[Dataset items]
^^^^

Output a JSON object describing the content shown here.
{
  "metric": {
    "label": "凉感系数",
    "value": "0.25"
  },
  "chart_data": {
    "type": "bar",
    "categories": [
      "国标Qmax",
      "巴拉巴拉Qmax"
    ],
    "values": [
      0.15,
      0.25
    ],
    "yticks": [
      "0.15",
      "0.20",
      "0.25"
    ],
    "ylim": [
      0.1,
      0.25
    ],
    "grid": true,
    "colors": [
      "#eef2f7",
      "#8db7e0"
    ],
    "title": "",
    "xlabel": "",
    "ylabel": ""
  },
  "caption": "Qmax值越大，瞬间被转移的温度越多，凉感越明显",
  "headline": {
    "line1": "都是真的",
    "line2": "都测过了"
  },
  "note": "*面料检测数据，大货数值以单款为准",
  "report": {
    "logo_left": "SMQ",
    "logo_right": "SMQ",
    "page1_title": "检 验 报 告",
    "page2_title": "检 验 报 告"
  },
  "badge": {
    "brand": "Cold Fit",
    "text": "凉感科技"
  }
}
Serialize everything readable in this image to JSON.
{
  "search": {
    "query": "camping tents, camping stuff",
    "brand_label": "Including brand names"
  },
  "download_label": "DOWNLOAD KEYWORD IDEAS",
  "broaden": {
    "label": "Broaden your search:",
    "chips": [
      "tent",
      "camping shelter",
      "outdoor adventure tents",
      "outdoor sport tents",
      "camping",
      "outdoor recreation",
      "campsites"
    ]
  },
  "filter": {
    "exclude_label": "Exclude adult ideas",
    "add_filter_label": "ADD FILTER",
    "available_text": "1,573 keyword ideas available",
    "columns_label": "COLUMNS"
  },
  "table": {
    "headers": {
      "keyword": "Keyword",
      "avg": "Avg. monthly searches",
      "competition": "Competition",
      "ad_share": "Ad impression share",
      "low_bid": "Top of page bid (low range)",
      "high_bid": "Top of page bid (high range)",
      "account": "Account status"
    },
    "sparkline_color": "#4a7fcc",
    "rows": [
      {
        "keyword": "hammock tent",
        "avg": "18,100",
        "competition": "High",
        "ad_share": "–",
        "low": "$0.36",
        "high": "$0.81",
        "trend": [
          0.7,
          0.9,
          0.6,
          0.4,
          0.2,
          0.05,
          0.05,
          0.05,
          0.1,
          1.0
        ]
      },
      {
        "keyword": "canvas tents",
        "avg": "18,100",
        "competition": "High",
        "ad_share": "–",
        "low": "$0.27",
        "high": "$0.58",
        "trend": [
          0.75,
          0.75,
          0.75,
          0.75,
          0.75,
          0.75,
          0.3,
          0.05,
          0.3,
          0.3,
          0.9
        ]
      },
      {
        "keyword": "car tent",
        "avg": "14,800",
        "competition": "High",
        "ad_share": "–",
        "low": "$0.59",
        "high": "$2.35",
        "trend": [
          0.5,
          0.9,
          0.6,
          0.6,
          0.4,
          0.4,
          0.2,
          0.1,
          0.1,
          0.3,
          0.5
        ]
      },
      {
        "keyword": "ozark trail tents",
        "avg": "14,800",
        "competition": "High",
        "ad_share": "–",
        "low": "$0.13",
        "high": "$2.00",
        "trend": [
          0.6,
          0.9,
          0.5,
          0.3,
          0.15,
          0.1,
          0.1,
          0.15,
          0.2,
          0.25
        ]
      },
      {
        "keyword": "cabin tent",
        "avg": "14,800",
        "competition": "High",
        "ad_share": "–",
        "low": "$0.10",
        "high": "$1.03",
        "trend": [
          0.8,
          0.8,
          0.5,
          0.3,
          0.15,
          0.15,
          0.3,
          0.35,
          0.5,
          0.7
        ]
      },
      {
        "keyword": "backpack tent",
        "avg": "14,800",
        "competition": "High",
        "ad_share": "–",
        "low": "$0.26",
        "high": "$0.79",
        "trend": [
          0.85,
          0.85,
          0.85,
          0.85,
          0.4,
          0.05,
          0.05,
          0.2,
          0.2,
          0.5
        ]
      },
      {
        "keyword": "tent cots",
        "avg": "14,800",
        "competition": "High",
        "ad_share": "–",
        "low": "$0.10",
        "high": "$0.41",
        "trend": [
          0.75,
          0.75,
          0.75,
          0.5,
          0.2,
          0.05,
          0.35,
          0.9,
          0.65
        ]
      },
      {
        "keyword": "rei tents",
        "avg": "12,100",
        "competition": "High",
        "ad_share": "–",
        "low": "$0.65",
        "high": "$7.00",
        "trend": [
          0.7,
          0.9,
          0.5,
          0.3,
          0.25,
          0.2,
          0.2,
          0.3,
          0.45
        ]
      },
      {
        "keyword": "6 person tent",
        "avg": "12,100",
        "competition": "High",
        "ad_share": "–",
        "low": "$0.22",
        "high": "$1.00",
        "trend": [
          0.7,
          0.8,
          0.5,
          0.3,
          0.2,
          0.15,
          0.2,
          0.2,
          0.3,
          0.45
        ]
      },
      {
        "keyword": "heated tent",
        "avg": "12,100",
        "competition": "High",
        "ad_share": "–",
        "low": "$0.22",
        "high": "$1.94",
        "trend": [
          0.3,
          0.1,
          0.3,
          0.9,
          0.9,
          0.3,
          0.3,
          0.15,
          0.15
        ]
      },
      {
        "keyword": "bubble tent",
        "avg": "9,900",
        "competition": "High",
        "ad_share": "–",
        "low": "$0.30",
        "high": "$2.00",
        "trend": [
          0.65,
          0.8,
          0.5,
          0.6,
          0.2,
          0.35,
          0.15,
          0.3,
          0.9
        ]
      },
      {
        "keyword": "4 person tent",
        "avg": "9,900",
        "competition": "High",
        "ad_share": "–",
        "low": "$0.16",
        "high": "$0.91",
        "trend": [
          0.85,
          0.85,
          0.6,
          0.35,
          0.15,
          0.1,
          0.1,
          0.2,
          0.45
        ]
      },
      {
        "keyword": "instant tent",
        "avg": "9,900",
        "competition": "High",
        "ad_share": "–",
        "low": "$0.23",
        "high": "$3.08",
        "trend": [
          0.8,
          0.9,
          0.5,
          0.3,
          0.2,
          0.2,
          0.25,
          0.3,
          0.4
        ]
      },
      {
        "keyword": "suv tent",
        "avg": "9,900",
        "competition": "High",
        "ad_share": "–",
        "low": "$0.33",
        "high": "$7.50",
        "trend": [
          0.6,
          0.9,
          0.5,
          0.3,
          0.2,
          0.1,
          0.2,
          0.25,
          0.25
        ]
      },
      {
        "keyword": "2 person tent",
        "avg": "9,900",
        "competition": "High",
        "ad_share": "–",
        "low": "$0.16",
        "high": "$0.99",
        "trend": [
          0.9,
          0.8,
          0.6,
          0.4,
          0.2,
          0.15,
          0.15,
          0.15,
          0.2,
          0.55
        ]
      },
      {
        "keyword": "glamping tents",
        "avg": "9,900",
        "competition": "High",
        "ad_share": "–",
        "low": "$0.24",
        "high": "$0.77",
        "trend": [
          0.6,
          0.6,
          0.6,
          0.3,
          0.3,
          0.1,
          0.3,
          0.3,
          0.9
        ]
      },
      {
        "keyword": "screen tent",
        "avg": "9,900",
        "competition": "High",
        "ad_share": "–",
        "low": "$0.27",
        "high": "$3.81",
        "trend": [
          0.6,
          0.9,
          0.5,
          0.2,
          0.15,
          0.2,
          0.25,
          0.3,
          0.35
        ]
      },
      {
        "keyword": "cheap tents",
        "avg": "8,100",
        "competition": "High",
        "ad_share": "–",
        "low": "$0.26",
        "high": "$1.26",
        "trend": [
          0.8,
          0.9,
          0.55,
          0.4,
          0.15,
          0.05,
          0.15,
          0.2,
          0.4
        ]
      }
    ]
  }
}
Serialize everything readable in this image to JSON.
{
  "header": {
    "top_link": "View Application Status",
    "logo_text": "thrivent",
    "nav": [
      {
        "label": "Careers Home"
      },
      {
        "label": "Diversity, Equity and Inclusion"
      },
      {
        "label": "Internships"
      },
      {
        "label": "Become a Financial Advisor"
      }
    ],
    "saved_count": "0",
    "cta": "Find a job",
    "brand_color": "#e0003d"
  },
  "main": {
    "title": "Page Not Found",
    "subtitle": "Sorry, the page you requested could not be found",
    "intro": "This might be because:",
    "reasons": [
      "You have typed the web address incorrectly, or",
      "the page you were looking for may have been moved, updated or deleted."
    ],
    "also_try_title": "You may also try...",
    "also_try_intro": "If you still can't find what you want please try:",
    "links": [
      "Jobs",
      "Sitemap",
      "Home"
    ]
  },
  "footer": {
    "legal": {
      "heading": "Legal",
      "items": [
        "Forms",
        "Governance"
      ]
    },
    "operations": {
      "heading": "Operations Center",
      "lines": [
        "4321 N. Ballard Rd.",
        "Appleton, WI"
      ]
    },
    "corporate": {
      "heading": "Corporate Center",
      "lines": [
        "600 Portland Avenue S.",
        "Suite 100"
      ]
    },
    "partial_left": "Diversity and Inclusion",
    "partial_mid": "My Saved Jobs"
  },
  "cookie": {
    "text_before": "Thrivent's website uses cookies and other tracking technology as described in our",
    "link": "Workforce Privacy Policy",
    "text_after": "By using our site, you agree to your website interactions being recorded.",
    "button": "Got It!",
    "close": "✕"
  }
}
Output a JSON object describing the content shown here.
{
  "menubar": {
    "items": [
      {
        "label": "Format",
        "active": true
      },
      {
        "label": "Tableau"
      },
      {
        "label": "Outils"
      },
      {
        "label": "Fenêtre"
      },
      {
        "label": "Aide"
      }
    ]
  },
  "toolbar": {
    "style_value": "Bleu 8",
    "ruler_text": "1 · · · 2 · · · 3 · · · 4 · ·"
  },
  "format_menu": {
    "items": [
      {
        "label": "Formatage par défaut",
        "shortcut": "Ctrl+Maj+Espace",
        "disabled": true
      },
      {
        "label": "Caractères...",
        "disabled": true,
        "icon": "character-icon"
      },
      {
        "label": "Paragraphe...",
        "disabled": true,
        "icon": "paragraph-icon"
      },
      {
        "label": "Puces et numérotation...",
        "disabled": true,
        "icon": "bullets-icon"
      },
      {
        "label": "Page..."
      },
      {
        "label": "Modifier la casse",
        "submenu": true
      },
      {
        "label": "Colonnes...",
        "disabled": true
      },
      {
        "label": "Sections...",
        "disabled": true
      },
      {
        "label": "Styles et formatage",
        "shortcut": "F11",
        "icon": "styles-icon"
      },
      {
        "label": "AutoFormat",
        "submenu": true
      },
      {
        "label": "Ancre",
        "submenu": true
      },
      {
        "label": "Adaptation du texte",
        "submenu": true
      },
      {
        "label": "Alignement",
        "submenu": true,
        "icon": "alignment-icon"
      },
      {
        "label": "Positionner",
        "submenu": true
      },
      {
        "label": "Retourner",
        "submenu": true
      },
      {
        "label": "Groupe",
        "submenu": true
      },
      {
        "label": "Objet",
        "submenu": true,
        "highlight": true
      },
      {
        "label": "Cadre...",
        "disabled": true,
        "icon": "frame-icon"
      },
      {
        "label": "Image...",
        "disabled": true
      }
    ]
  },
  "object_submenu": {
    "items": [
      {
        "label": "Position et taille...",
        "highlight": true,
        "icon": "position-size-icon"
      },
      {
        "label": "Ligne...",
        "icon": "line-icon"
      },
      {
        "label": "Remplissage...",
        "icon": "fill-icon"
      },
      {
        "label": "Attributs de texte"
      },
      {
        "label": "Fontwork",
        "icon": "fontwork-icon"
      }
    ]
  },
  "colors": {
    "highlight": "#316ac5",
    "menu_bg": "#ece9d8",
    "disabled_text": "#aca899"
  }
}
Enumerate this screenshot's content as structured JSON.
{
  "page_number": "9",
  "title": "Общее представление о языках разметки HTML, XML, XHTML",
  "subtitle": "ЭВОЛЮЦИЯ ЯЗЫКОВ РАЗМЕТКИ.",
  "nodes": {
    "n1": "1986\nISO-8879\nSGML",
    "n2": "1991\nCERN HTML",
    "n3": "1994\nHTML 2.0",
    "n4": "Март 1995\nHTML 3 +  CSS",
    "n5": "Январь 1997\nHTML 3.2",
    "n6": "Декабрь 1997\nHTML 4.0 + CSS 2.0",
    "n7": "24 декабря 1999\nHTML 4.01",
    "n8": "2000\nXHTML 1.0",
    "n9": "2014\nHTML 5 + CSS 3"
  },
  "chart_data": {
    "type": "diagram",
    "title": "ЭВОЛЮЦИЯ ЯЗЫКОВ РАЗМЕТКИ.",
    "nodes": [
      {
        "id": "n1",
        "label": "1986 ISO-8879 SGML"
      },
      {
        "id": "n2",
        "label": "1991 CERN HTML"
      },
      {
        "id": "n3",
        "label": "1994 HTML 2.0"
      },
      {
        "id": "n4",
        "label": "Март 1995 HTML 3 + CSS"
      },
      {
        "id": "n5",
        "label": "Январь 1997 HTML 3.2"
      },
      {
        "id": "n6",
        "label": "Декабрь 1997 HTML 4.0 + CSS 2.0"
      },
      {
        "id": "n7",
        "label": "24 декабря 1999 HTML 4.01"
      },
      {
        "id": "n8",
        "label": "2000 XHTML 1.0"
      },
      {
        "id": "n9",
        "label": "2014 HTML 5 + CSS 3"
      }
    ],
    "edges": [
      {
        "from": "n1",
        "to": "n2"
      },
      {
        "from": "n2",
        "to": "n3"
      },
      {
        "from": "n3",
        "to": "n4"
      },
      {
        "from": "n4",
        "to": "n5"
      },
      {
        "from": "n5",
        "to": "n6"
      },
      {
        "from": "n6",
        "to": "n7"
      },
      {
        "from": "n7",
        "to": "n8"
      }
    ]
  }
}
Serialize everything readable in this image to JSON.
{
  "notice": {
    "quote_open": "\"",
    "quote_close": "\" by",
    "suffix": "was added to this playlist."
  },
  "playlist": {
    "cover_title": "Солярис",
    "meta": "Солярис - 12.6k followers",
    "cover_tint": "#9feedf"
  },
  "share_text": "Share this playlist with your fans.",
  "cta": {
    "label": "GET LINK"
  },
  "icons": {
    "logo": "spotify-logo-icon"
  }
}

^^^^

Select the lines from the entries that include the word "shortcut".

        "shortcut": "Ctrl+Maj+Espace",
        "shortcut": "F11",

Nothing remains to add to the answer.